:: EXTRACT PROVIDED ::

....

Clarke, who inherited it from his father last year,
is the man charged with steering a path for his 150-year
old business, with its horse-drawn drays, steam-driven
brewing engine, mash tuns, spurging pipes, fermenting
rooms, grist mill and malt loft, through the new and
ruthless world of the modern drinks industry.
'If we'd have sat here ten years ago', he tells me later
as we sit in Hook Norton's in-house bar, 'and you'd
said that when we next sat down, now, Morrells brewery
wouldn't be here, and Brakspear's wouldn't be here and
Morland wouldn't be here, I'd have laughed. And they've
all gone.' He recites the names of his three former
regional competitors with regret rather than relish.
'There's been a lot of change', he says, understatedly.
Clarke knows he is one of the lucky ones. Thanks to
good management, good beer and probably a degree of
luck, Hook Norton survives in a world very different
to the one it was born into in 1849. But it is one of
just 38 regional breweries that do. Hook Norton, like
the Luppitt Inn, is a remnant of the past in a world
where the future looks very uncertain.
In 1900, there were more than 6000 breweries in the
UK. Today there are just over 500. Thirty three have
closed since 1990, taking over 130 regional and national
beer brands with them. The last decade has seen the
end of, among others, Morrells of Oxford (founded 1782),
Brakspear of Henley (1799), Castle Eden of Hartlepool
(1826), Morland of Abingdon (1711), Ruddles of Rutland
(1857), Courage of Bristol (1702) and Mitchells of Lancaster
(1871) - names that were sources of national heritage,
regional pride and local employment sold off, shut down
or taken over. In 2005 we will say farewell to Strangeways
of Manchester (brewers of Boddingtons) and Newcastle's
Tyne Brewery (home to Newcastle Brown). They are unlikely
to be the last.
Then there are the pubs which the breweries serve. Twenty
of them close every month - converted into housing,
theme bars or luxury flats. Half of those that remain
are in the hands of ambitious and rapidly-expanding
pub corporations which have set about remaking them
with the help of loans from Japanese banks and marketing
techniques developed in pizza and sandwich chains.
Rural pubs are disappearing with unprecedented speed,
leaving many villages 'dry' - bereft not just of a place
to drink but of the community focus that went with it.
In towns and cities, giant high street drinking sheds
- known in the trade as 'high volume vertical drinking
establishments' - open in their place, selling alcopops
to teenagers and fuelling the 'binge drinking' phenomenon.
The last ten years have witnessed an explosion of identikit
chains - O'Neill's, All Bar One, the Slug and Lettuce,
Wetherspoons - in what critics call a whirlwind 'McDonaldisation'
of the traditional pub.

....

:: RECORDS PROVIDED ::
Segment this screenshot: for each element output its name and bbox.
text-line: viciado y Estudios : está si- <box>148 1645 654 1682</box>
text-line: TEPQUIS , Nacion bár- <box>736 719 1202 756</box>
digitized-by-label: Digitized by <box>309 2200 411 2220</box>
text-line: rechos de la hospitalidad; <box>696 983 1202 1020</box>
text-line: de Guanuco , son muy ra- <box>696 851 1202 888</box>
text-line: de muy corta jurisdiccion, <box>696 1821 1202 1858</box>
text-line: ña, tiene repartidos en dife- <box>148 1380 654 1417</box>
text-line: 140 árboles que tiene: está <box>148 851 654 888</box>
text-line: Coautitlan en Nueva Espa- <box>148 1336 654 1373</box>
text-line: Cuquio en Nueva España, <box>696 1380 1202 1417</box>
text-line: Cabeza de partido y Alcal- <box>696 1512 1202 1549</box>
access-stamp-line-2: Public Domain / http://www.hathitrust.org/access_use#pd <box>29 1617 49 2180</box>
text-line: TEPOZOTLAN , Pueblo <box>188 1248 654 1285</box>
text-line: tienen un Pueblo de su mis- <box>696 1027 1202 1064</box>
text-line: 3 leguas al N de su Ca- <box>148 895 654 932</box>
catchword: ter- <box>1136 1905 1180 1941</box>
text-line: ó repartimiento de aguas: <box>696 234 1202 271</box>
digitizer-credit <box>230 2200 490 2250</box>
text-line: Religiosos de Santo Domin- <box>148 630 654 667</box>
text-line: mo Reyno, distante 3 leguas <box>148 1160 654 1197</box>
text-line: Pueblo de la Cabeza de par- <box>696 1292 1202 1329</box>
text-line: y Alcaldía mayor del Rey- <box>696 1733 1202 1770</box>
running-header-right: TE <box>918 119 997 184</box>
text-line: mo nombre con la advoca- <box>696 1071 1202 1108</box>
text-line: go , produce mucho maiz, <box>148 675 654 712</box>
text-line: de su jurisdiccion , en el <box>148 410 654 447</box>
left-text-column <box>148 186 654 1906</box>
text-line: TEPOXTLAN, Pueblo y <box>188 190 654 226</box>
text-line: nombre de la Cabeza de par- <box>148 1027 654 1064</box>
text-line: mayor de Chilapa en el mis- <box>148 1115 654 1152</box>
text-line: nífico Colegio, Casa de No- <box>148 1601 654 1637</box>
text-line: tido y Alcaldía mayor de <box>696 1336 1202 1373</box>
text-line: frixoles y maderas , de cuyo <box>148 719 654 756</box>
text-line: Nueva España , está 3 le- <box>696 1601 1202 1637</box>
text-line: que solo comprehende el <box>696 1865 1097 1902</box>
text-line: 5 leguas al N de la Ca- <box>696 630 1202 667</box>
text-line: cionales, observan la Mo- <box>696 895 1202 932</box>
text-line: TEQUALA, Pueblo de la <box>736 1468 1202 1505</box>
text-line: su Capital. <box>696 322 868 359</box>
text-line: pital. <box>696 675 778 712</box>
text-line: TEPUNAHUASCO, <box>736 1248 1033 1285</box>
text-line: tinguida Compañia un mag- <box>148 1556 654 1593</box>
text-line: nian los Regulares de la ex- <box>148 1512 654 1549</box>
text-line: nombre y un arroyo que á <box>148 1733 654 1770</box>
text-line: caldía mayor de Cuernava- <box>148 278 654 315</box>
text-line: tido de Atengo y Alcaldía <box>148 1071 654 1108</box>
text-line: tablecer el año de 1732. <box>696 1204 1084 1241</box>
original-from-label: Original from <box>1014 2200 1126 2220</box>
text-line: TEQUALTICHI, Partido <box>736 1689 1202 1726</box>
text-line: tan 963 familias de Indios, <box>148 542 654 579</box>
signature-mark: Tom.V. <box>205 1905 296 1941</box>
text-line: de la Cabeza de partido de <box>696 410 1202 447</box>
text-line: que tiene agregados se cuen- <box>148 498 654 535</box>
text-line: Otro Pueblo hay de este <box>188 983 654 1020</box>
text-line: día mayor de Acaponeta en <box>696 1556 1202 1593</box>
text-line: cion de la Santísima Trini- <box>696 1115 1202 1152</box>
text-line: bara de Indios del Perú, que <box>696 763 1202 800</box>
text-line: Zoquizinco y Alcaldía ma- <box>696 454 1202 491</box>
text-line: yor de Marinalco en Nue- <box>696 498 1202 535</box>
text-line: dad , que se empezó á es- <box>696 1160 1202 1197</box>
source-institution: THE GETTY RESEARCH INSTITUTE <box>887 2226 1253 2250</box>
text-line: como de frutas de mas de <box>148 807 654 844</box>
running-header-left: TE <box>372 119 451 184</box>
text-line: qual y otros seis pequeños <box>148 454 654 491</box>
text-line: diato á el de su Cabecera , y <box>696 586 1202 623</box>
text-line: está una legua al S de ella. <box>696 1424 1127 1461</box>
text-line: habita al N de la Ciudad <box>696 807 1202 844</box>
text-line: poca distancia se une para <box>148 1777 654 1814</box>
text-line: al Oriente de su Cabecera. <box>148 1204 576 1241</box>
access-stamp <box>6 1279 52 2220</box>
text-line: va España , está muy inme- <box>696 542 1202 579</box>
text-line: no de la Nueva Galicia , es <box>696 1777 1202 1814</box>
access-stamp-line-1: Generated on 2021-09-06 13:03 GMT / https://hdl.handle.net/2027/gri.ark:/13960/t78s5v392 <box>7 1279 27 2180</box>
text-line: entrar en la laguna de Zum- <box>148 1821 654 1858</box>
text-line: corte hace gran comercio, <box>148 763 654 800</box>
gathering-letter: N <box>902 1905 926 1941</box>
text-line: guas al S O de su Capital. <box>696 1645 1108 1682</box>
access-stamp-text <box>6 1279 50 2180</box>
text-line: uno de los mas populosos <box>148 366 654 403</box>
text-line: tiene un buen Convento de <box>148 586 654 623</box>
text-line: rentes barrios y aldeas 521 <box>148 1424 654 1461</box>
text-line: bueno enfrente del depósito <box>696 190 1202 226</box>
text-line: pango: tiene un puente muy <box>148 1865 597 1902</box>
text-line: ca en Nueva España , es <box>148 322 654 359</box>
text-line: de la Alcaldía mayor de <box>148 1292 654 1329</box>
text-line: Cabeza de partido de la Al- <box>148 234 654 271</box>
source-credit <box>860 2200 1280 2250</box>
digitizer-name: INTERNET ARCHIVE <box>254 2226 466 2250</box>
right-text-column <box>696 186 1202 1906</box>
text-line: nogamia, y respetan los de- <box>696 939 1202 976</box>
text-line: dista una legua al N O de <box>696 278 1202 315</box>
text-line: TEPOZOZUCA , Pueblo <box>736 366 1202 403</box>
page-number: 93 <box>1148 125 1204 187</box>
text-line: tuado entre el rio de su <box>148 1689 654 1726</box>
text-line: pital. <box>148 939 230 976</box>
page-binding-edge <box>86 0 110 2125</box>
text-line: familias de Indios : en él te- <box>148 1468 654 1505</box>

....

:: WHAT TO WORK ON ::
**1)** Answer from the brewing text:
(a) In what year was Hook Norton born?
(b) How many breweries were there in the UK in 1900?
(c) How many pubs close every month?
**2)** Return, unchanged, everything in the entries from their first line down to the line containing "text-line: 3 leguas", with both of those lines included.
The brewing text and the entries were taken from unrelated sources.

:: RESULTS FOR THE EXERCISE ::
**1)**
(a) 1849
(b) More than 6000
(c) Twenty

**2)**
Segment this screenshot: for each element output its name and bbox.
text-line: viciado y Estudios : está si- <box>148 1645 654 1682</box>
text-line: TEPQUIS , Nacion bár- <box>736 719 1202 756</box>
digitized-by-label: Digitized by <box>309 2200 411 2220</box>
text-line: rechos de la hospitalidad; <box>696 983 1202 1020</box>
text-line: de Guanuco , son muy ra- <box>696 851 1202 888</box>
text-line: de muy corta jurisdiccion, <box>696 1821 1202 1858</box>
text-line: ña, tiene repartidos en dife- <box>148 1380 654 1417</box>
text-line: 140 árboles que tiene: está <box>148 851 654 888</box>
text-line: Coautitlan en Nueva Espa- <box>148 1336 654 1373</box>
text-line: Cuquio en Nueva España, <box>696 1380 1202 1417</box>
text-line: Cabeza de partido y Alcal- <box>696 1512 1202 1549</box>
access-stamp-line-2: Public Domain / http://www.hathitrust.org/access_use#pd <box>29 1617 49 2180</box>
text-line: TEPOZOTLAN , Pueblo <box>188 1248 654 1285</box>
text-line: tienen un Pueblo de su mis- <box>696 1027 1202 1064</box>
text-line: 3 leguas al N de su Ca- <box>148 895 654 932</box>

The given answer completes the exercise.